■ **CHALLENGE**:
Transcribe the material word for word, but without the images.

====

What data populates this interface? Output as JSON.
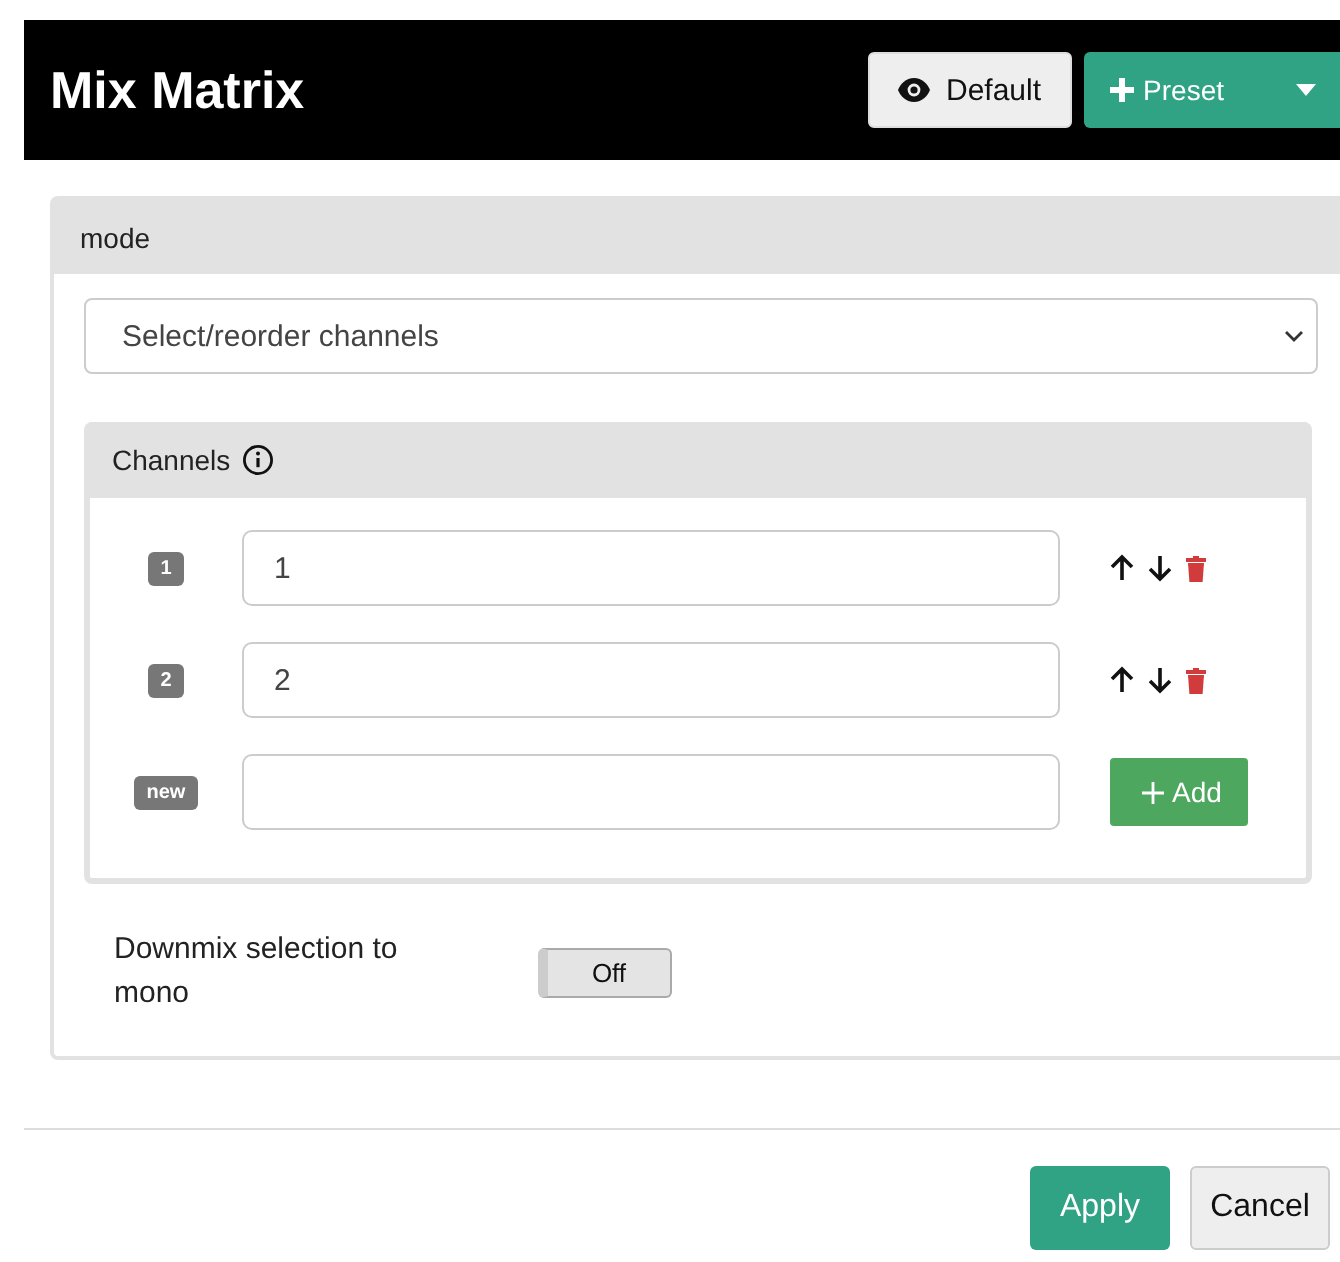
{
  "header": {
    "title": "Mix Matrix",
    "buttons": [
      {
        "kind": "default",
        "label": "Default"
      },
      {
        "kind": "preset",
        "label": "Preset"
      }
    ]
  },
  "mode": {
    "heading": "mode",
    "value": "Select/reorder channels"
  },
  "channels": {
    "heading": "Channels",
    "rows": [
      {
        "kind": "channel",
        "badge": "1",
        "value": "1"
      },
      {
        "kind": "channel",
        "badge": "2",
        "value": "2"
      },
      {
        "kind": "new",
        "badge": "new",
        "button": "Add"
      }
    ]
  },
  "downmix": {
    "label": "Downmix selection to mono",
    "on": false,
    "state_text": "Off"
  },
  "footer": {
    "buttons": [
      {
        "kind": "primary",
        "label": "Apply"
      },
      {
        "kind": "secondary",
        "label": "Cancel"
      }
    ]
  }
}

====

■ **FULL RESPONSE**:
What data populates this interface? Output as JSON.
{
  "header": {
    "title": "Mix Matrix",
    "buttons": [
      {
        "kind": "default",
        "label": "Default"
      },
      {
        "kind": "preset",
        "label": "Preset"
      }
    ]
  },
  "mode": {
    "heading": "mode",
    "value": "Select/reorder channels"
  },
  "channels": {
    "heading": "Channels",
    "rows": [
      {
        "kind": "channel",
        "badge": "1",
        "value": "1"
      },
      {
        "kind": "channel",
        "badge": "2",
        "value": "2"
      },
      {
        "kind": "new",
        "badge": "new",
        "button": "Add"
      }
    ]
  },
  "downmix": {
    "label": "Downmix selection to mono",
    "on": false,
    "state_text": "Off"
  },
  "footer": {
    "buttons": [
      {
        "kind": "primary",
        "label": "Apply"
      },
      {
        "kind": "secondary",
        "label": "Cancel"
      }
    ]
  }
}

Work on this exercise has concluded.